**Task instructions**: Only lines with the string "name" matter here; gather them from the material below.

---

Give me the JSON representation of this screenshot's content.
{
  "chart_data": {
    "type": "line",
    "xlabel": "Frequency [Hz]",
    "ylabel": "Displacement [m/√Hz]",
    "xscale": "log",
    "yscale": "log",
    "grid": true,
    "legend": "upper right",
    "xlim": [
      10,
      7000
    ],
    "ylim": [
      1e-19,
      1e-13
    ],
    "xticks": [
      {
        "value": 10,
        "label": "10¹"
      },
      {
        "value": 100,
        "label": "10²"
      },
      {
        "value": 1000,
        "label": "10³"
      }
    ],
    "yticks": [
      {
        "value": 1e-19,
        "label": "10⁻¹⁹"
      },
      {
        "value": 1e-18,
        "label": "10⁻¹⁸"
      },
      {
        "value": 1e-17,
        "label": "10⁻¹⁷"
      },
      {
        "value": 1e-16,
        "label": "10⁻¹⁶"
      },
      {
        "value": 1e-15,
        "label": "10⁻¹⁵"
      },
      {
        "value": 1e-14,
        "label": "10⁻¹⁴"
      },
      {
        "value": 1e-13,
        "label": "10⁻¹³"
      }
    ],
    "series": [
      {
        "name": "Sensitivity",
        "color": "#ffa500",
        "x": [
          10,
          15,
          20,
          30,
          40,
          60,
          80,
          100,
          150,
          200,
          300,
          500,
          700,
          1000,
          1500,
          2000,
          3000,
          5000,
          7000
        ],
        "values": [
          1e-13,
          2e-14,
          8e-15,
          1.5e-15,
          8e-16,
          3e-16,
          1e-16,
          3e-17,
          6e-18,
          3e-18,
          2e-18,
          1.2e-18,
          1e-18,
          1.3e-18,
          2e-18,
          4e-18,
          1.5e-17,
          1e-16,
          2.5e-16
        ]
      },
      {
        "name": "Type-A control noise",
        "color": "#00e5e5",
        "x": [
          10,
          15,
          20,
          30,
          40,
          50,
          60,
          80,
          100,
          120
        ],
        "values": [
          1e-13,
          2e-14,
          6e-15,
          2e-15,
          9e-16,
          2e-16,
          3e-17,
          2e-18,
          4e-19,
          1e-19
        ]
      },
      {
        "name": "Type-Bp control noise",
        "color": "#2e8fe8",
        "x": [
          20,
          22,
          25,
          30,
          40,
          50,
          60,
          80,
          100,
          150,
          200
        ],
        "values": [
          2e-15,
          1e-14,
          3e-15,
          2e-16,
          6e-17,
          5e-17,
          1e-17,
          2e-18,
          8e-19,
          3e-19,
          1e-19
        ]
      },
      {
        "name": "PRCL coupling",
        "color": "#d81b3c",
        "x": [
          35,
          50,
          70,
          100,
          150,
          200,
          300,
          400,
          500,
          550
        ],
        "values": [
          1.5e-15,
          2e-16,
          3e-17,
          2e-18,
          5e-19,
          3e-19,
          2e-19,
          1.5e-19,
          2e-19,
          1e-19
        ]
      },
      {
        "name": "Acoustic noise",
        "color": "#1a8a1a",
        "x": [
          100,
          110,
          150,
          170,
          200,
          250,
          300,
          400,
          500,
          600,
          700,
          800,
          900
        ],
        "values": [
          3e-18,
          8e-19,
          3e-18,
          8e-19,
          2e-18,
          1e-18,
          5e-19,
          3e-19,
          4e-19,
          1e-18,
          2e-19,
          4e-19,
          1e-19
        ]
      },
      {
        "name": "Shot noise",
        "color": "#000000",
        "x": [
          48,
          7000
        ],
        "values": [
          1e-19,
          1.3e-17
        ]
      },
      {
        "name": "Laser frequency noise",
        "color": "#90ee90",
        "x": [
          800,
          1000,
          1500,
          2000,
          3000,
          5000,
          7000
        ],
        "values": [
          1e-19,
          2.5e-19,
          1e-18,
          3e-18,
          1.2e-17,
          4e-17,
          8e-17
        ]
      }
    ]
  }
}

---

**Task solution**:
        "name": "Sensitivity",
        "name": "Type-A control noise",
        "name": "Type-Bp control noise",
        "name": "PRCL coupling",
        "name": "Acoustic noise",
        "name": "Shot noise",
        "name": "Laser frequency noise",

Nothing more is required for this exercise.